OPINION | Ramaphosa tackles it all – now we wait in anticipation

Economic matters centre stage in president’s both confident and tough State of the Nation address

Watch this space – SA is embracing the brave, new world.
This was the underlying message of President Cyril Ramaphosa’s confident second State of the Nation address (Sona).
Delivered at the tail end of a stiflingly hot Cape day to a parliament nearing the end of a less than illustrious term, the Sona was tipped to be disrupted by Pay Back the Money Part Two antics and to be heavy on electioneering, thin on substance.
The opposite turned out to be the case as Ramaphosa spoke, uninterrupted, delivering some 9,000 words.
His wide-ranging and in parts tough speech paid due reference to history and current problems but looked firmly forward to a country that would be “a hub of innovation, entrepreneurship and enterprise”.
Economic matters were centre stage and the president provided considerable concrete details.
He intends building on the success of 2018’s investment drive and holding another investment conference. This time he hopes provinces will get a slice of the pie and provincial governments have been asked to identify potential projects for investors.
Investor friendly means cutting the red tape and policy, legal, regulatory and administrative barriers are all up for review.
The president has signed on changes to the competition law in order to level the local business playing field. Greater mobile spectrum allocation inches the country towards the digital future. E-visas are to make SA more tourist-friendly. State land is to be utilised for redistribution and housing.
There is to be a restructuring of Eskom and Ramaphosa was blunt on the threat Eskom posed, but what this means for the fiscus will be fleshed out in the Budget later this month.
It’s back to the future in some key areas of the security establishment.
“We have therefore acted to stabilise and restore the credibility of institutions like the National Prosecuting Authority, the South African Revenue Service, the State Security Agency and the South African Police Service,” the president told the sitting.
In line with recommendations of a panel of experts, the State Security Agency is to be split and return to its old shape, divided into a domestic and foreign service, and overseen by a National Security Council chaired by the president. Ramaphosa said this was to restore a “professional national intelligence capability” and make sure the spooks fulfil their mandate to protect the country and its people rather than party-political agenda.

__Provided data__.

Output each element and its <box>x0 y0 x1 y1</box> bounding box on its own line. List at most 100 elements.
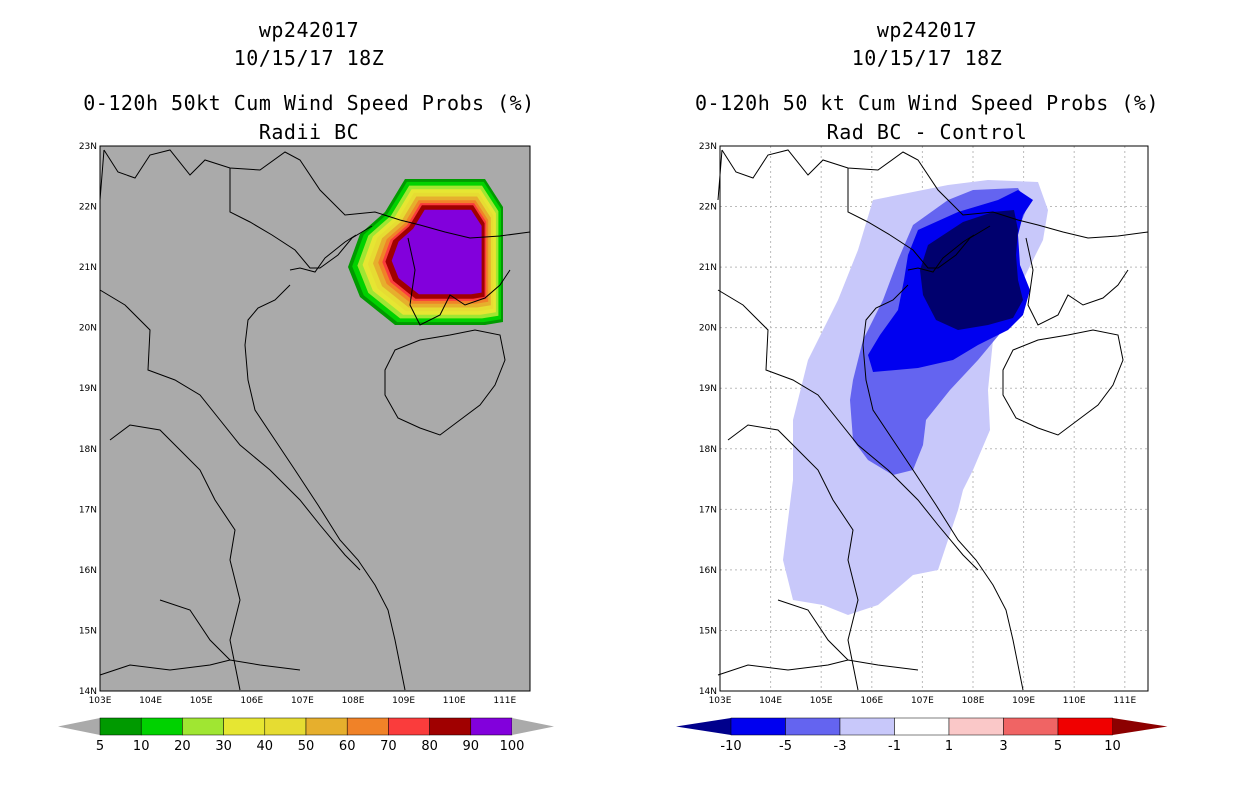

__Challenges__.
#1 Print the passage of the State of the Nation opinion piece that begins at the words "Economic matters centre" and stops after "some 9,000 words.", reproducing it word for word.
#2 Proceed with the opinion piece on Ramaphosa's State of the Nation address, picking up right after its final sentence.

__Replies__.
#1
Economic matters centre stage in president’s both confident and tough State of the Nation address

Watch this space – SA is embracing the brave, new world.
This was the underlying message of President Cyril Ramaphosa’s confident second State of the Nation address (Sona).
Delivered at the tail end of a stiflingly hot Cape day to a parliament nearing the end of a less than illustrious term, the Sona was tipped to be disrupted by Pay Back the Money Part Two antics and to be heavy on electioneering, thin on substance.
The opposite turned out to be the case as Ramaphosa spoke, uninterrupted, delivering some 9,000 words.

#2
Several measures were announced to encourage ethical conduct within the civil service. To provide muscle to the corruption clean up, a special directorate is to set up within the national prosecuting authority – effectively re-establishing the Scorpions. (Some quipped the new investigating unit should be called the Buffaloes.)
The president announced a presidential commission on the Fourth Industrial Revolution, looking to position SA to embrace the world of Artificial Intelligence, robotics and high tech.
Perhaps the quote that most clearly encompassed Ramaphosa’s vision of reaching this future was: “At the centre of all our efforts to achieve higher and more equitable growth, to draw young people into employment and to prepare our country for the digital age, must be the prioritisation of education and the development of skills.”
What this means is a compulsory two years pre-school, digital learning in all schools, a range of new technical subjects, technical high schools and intense early reading programmes.. This high-tech future fits ill with the lack of sanitation and dilapidated condition of a number of schools and Ramaphosa made it clear this sorry state of affairs was being addressed.
It was an impressive Sona, measured and comprehensive to a fault, and left the opposition benches with little to carp about.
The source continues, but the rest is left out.